**MATERIAL:**
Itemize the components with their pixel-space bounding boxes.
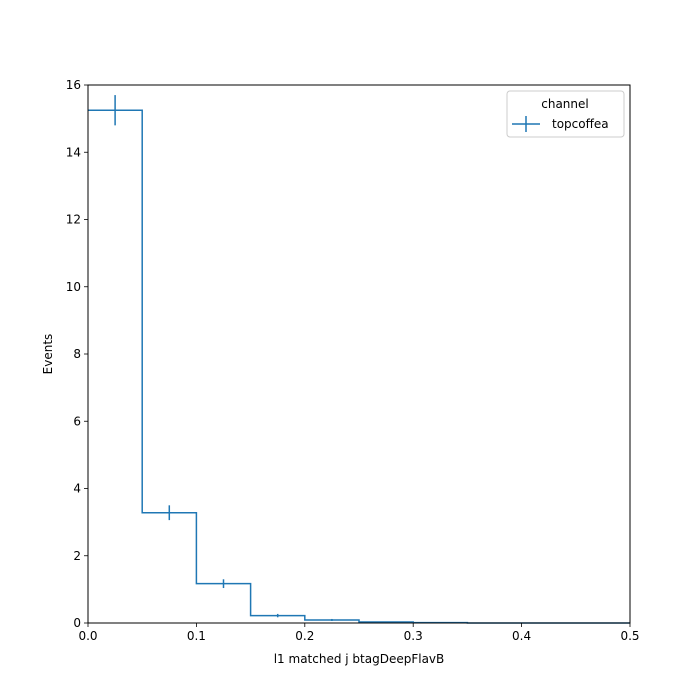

--

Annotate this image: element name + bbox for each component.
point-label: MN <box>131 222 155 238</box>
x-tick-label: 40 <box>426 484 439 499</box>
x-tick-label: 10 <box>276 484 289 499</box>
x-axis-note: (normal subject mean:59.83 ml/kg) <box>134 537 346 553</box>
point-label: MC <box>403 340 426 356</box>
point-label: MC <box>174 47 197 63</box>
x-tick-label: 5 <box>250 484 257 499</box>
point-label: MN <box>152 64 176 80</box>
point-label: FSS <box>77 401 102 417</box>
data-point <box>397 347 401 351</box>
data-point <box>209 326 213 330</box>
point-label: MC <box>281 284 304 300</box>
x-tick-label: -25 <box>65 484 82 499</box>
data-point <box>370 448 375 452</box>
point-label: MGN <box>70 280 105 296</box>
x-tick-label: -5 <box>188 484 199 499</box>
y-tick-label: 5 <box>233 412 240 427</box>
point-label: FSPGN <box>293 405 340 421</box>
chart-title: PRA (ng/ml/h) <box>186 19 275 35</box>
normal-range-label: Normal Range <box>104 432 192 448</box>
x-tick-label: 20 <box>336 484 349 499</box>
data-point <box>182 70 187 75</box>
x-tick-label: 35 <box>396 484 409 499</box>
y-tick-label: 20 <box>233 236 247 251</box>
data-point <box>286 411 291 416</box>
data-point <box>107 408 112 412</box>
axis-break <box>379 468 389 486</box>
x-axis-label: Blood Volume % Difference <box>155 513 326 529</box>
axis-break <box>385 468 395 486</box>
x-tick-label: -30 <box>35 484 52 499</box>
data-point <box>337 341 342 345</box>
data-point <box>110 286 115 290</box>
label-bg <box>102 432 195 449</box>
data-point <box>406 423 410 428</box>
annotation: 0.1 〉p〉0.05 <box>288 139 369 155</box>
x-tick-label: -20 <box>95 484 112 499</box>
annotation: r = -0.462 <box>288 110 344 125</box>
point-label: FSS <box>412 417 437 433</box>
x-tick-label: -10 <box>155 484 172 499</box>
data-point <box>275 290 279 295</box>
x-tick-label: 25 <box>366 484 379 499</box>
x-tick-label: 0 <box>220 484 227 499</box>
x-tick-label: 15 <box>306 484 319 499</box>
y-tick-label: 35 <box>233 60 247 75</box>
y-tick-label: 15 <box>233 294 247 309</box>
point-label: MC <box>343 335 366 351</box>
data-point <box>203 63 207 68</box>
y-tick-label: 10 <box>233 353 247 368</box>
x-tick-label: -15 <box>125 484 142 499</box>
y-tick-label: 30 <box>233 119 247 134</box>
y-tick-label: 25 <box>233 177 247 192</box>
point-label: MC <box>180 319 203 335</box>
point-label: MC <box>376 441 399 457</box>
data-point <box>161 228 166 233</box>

**DIRECTIONS:** Extract from the material above every line that contains the word "normal".

**CORRECT OUTPUT:**
x-axis-note: (normal subject mean:59.83 ml/kg) <box>134 537 346 553</box>
normal-range-label: Normal Range <box>104 432 192 448</box>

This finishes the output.